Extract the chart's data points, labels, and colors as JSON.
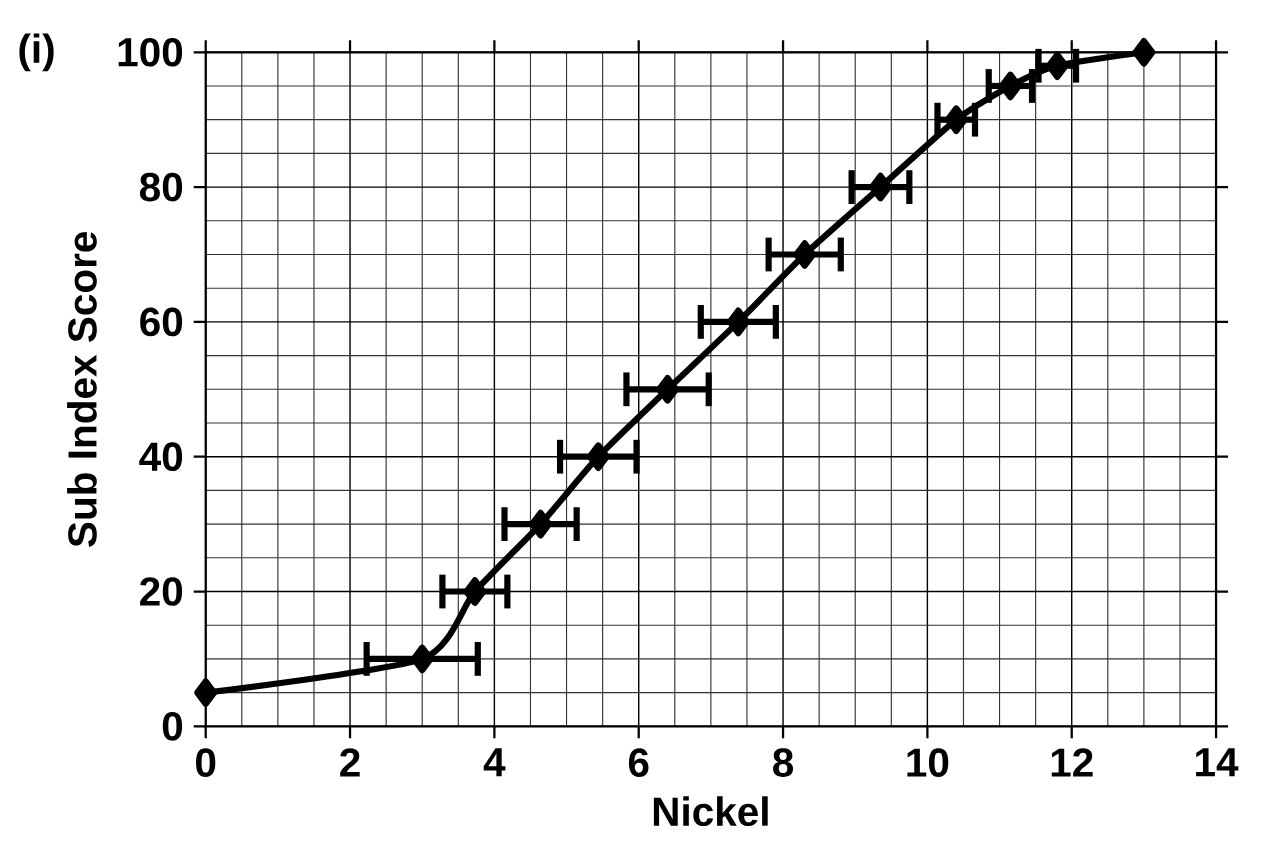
{
  "chart_data": {
    "type": "line",
    "xlabel": "Nickel",
    "ylabel": "Sub Index Score",
    "annotations": [
      "(i)"
    ],
    "series": [
      {
        "color": "#000000",
        "x": [
          0,
          3,
          3.73,
          4.64,
          5.44,
          6.4,
          7.38,
          8.3,
          9.35,
          10.4,
          11.15,
          11.8,
          13
        ],
        "values": [
          5,
          10,
          20,
          30,
          40,
          50,
          60,
          70,
          80,
          90,
          95,
          98,
          100
        ],
        "xerrors": [
          null,
          0.77,
          0.45,
          0.5,
          0.53,
          0.57,
          0.52,
          0.5,
          0.4,
          0.26,
          0.3,
          0.26,
          null
        ]
      }
    ],
    "xlim": [
      0,
      14
    ],
    "xticks": [
      0,
      2,
      4,
      6,
      8,
      10,
      12,
      14
    ],
    "ylim": [
      0,
      100
    ],
    "yticks": [
      0,
      20,
      40,
      60,
      80,
      100
    ],
    "grid": true,
    "marker": "diamond",
    "line_style": "solid"
  }
}
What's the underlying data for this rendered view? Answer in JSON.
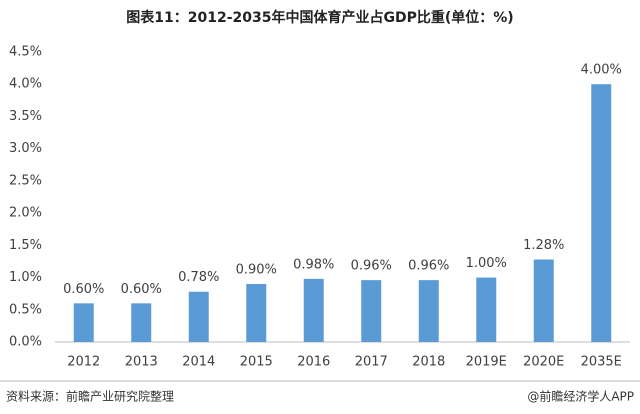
{
  "chart_data": {
    "type": "bar",
    "title": "图表11：2012-2035年中国体育产业占GDP比重(单位：%)",
    "categories": [
      "2012",
      "2013",
      "2014",
      "2015",
      "2016",
      "2017",
      "2018",
      "2019E",
      "2020E",
      "2035E"
    ],
    "values": [
      0.6,
      0.6,
      0.78,
      0.9,
      0.98,
      0.96,
      0.96,
      1.0,
      1.28,
      4.0
    ],
    "value_labels": [
      "0.60%",
      "0.60%",
      "0.78%",
      "0.90%",
      "0.98%",
      "0.96%",
      "0.96%",
      "1.00%",
      "1.28%",
      "4.00%"
    ],
    "color": "#5b9bd5",
    "ylim": [
      0,
      4.5
    ],
    "yticks": [
      {
        "value": 0,
        "label": "0.0%"
      },
      {
        "value": 0.5,
        "label": "0.5%"
      },
      {
        "value": 1.0,
        "label": "1.0%"
      },
      {
        "value": 1.5,
        "label": "1.5%"
      },
      {
        "value": 2.0,
        "label": "2.0%"
      },
      {
        "value": 2.5,
        "label": "2.5%"
      },
      {
        "value": 3.0,
        "label": "3.0%"
      },
      {
        "value": 3.5,
        "label": "3.5%"
      },
      {
        "value": 4.0,
        "label": "4.0%"
      },
      {
        "value": 4.5,
        "label": "4.5%"
      }
    ],
    "grid": false,
    "source": "资料来源：前瞻产业研究院整理",
    "credit": "@前瞻经济学人APP"
  }
}
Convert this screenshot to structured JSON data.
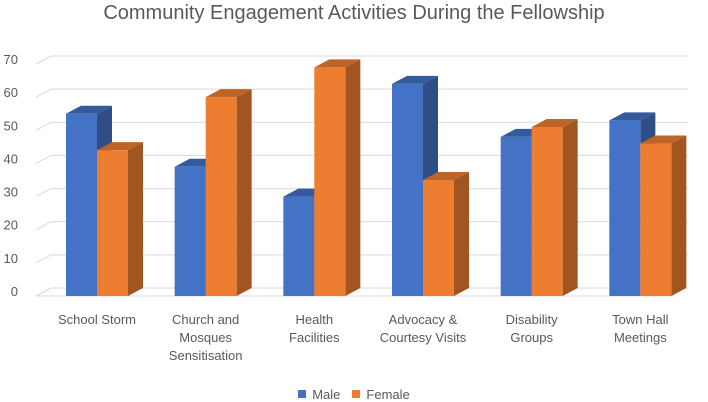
{
  "chart_data": {
    "type": "bar",
    "title": "Community Engagement Activities During the Fellowship",
    "categories": [
      [
        "School Storm"
      ],
      [
        "Church and",
        "Mosques",
        "Sensitisation"
      ],
      [
        "Health",
        "Facilities"
      ],
      [
        "Advocacy &",
        "Courtesy Visits"
      ],
      [
        "Disability",
        "Groups"
      ],
      [
        "Town Hall",
        "Meetings"
      ]
    ],
    "series": [
      {
        "name": "Male",
        "color": "#4472C4",
        "values": [
          55,
          39,
          30,
          64,
          48,
          53
        ]
      },
      {
        "name": "Female",
        "color": "#ED7D31",
        "values": [
          44,
          60,
          69,
          35,
          51,
          46
        ]
      }
    ],
    "ylim": [
      0,
      70
    ],
    "yticks": [
      "0",
      "10",
      "20",
      "30",
      "40",
      "50",
      "60",
      "70"
    ],
    "xlabel": "",
    "ylabel": "",
    "grid": true,
    "legend_position": "bottom"
  }
}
········
» **Stated problem**
Your task is to transcribe all of the records precisely, with no images included.

» **Answer to the exercise**
Extract the chart's data points, labels, and colors as JSON.
{
  "chart_data": {
    "type": "line",
    "xlabel": "Nickel",
    "ylabel": "Sub Index Score",
    "annotations": [
      "(i)"
    ],
    "series": [
      {
        "color": "#000000",
        "x": [
          0,
          3,
          3.73,
          4.64,
          5.44,
          6.4,
          7.38,
          8.3,
          9.35,
          10.4,
          11.15,
          11.8,
          13
        ],
        "values": [
          5,
          10,
          20,
          30,
          40,
          50,
          60,
          70,
          80,
          90,
          95,
          98,
          100
        ],
        "xerrors": [
          null,
          0.77,
          0.45,
          0.5,
          0.53,
          0.57,
          0.52,
          0.5,
          0.4,
          0.26,
          0.3,
          0.26,
          null
        ]
      }
    ],
    "xlim": [
      0,
      14
    ],
    "xticks": [
      0,
      2,
      4,
      6,
      8,
      10,
      12,
      14
    ],
    "ylim": [
      0,
      100
    ],
    "yticks": [
      0,
      20,
      40,
      60,
      80,
      100
    ],
    "grid": true,
    "marker": "diamond",
    "line_style": "solid"
  }
}
What's the underlying data for this rendered view? Answer in JSON.
{
  "chart_data": {
    "type": "bar",
    "title": "图表11：2012-2035年中国体育产业占GDP比重(单位：%)",
    "categories": [
      "2012",
      "2013",
      "2014",
      "2015",
      "2016",
      "2017",
      "2018",
      "2019E",
      "2020E",
      "2035E"
    ],
    "values": [
      0.6,
      0.6,
      0.78,
      0.9,
      0.98,
      0.96,
      0.96,
      1.0,
      1.28,
      4.0
    ],
    "value_labels": [
      "0.60%",
      "0.60%",
      "0.78%",
      "0.90%",
      "0.98%",
      "0.96%",
      "0.96%",
      "1.00%",
      "1.28%",
      "4.00%"
    ],
    "color": "#5b9bd5",
    "ylim": [
      0,
      4.5
    ],
    "yticks": [
      {
        "value": 0,
        "label": "0.0%"
      },
      {
        "value": 0.5,
        "label": "0.5%"
      },
      {
        "value": 1.0,
        "label": "1.0%"
      },
      {
        "value": 1.5,
        "label": "1.5%"
      },
      {
        "value": 2.0,
        "label": "2.0%"
      },
      {
        "value": 2.5,
        "label": "2.5%"
      },
      {
        "value": 3.0,
        "label": "3.0%"
      },
      {
        "value": 3.5,
        "label": "3.5%"
      },
      {
        "value": 4.0,
        "label": "4.0%"
      },
      {
        "value": 4.5,
        "label": "4.5%"
      }
    ],
    "grid": false,
    "source": "资料来源：前瞻产业研究院整理",
    "credit": "@前瞻经济学人APP"
  }
}
Convert this screenshot to structured JSON data.
{
  "chart_data": {
    "type": "bar",
    "title": "Community Engagement Activities During the Fellowship",
    "categories": [
      [
        "School Storm"
      ],
      [
        "Church and",
        "Mosques",
        "Sensitisation"
      ],
      [
        "Health",
        "Facilities"
      ],
      [
        "Advocacy &",
        "Courtesy Visits"
      ],
      [
        "Disability",
        "Groups"
      ],
      [
        "Town Hall",
        "Meetings"
      ]
    ],
    "series": [
      {
        "name": "Male",
        "color": "#4472C4",
        "values": [
          55,
          39,
          30,
          64,
          48,
          53
        ]
      },
      {
        "name": "Female",
        "color": "#ED7D31",
        "values": [
          44,
          60,
          69,
          35,
          51,
          46
        ]
      }
    ],
    "ylim": [
      0,
      70
    ],
    "yticks": [
      "0",
      "10",
      "20",
      "30",
      "40",
      "50",
      "60",
      "70"
    ],
    "xlabel": "",
    "ylabel": "",
    "grid": true,
    "legend_position": "bottom"
  }
}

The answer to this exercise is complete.